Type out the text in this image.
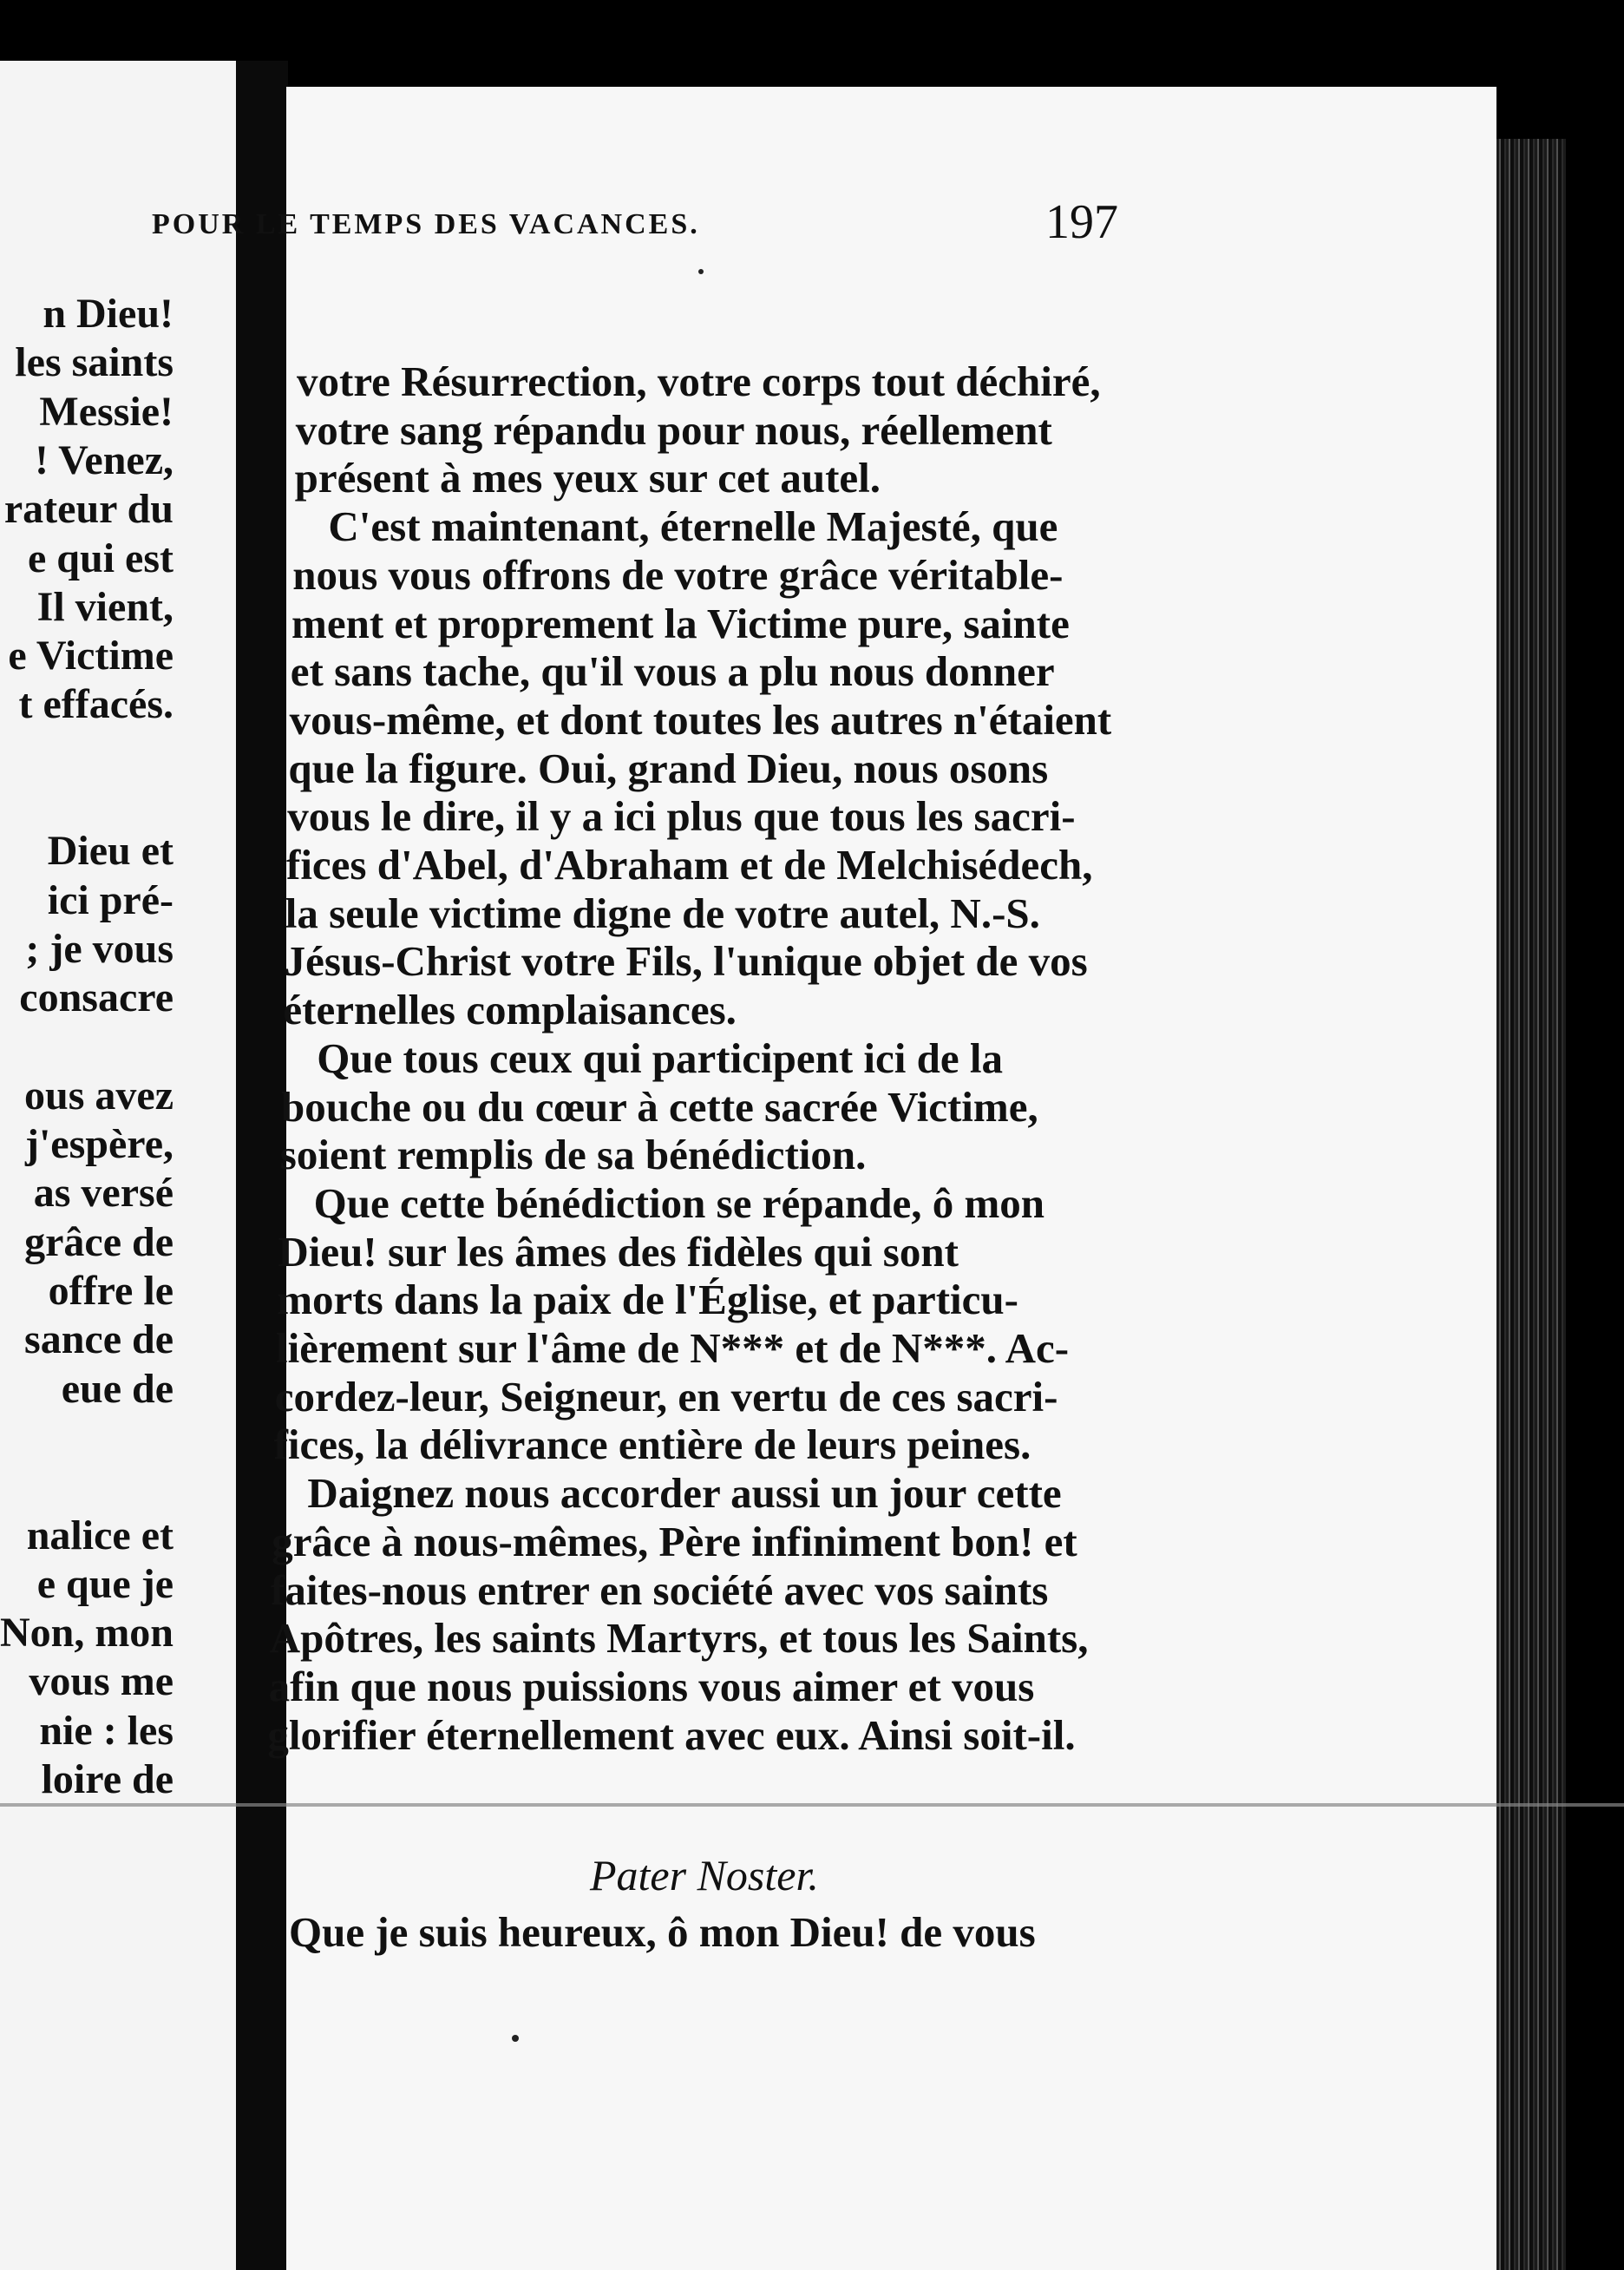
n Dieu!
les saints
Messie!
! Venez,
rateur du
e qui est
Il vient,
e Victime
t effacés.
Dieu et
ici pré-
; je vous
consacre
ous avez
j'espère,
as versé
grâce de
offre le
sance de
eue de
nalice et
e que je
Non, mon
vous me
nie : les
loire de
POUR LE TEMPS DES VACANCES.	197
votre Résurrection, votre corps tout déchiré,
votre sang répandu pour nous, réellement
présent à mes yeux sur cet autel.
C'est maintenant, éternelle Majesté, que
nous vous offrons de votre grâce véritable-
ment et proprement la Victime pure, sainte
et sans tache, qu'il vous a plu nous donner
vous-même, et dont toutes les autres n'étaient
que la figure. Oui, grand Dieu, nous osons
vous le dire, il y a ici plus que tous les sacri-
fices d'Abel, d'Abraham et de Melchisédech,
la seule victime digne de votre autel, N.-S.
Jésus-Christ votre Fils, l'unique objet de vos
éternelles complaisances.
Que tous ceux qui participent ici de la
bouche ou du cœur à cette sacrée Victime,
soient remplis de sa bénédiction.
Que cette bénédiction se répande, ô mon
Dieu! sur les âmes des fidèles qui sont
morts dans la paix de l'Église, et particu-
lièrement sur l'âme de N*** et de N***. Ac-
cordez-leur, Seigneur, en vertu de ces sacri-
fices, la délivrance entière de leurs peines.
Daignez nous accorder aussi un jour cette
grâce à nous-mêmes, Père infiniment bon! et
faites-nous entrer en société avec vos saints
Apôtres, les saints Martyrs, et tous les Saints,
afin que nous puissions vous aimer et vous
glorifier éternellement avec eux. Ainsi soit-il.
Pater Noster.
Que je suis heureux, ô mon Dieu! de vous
+ + + + + + +
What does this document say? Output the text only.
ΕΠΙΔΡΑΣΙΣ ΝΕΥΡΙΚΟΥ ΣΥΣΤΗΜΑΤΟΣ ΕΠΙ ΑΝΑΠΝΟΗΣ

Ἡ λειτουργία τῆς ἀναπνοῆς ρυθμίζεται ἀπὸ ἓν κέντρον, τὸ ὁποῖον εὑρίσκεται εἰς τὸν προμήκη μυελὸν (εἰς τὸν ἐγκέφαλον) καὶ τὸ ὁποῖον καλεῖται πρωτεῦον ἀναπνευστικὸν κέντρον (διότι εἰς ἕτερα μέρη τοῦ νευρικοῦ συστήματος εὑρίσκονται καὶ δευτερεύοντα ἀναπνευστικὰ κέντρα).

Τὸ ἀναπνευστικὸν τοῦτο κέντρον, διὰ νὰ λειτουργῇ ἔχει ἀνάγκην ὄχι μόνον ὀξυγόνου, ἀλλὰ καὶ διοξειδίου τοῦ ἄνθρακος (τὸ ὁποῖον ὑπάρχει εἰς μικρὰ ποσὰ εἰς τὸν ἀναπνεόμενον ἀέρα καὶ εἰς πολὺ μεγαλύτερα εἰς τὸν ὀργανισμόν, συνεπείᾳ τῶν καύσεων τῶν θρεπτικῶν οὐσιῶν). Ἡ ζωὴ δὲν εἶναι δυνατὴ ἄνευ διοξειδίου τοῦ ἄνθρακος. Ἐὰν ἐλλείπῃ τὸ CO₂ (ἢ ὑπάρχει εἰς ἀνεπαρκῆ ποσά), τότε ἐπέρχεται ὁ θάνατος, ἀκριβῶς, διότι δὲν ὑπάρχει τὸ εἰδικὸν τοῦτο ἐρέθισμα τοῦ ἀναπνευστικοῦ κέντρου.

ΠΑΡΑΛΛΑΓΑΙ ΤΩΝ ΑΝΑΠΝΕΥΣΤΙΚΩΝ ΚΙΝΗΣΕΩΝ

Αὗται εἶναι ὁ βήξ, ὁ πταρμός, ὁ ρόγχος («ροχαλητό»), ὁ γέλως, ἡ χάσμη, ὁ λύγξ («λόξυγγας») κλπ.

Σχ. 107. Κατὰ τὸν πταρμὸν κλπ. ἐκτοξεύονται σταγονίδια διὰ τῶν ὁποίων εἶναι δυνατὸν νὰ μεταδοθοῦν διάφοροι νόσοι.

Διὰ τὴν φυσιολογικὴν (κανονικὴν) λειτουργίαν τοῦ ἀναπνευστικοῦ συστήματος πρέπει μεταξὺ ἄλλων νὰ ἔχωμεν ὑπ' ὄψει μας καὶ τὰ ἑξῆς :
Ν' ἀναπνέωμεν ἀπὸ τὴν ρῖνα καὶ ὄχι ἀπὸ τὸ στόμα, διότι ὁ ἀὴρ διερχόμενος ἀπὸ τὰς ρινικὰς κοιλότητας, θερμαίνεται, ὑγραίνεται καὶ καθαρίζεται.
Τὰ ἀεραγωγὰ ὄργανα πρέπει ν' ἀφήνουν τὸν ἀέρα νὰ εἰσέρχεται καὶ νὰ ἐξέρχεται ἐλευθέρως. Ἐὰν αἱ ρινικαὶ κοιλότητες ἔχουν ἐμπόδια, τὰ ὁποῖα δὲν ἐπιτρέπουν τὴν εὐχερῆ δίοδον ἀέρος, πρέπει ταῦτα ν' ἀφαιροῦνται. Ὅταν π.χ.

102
+ + + + + + +
» Request: Gather each line from the listing above that holds "text".

» Result of the task:
Type out the text in this image.
What does this document say? Output the text only.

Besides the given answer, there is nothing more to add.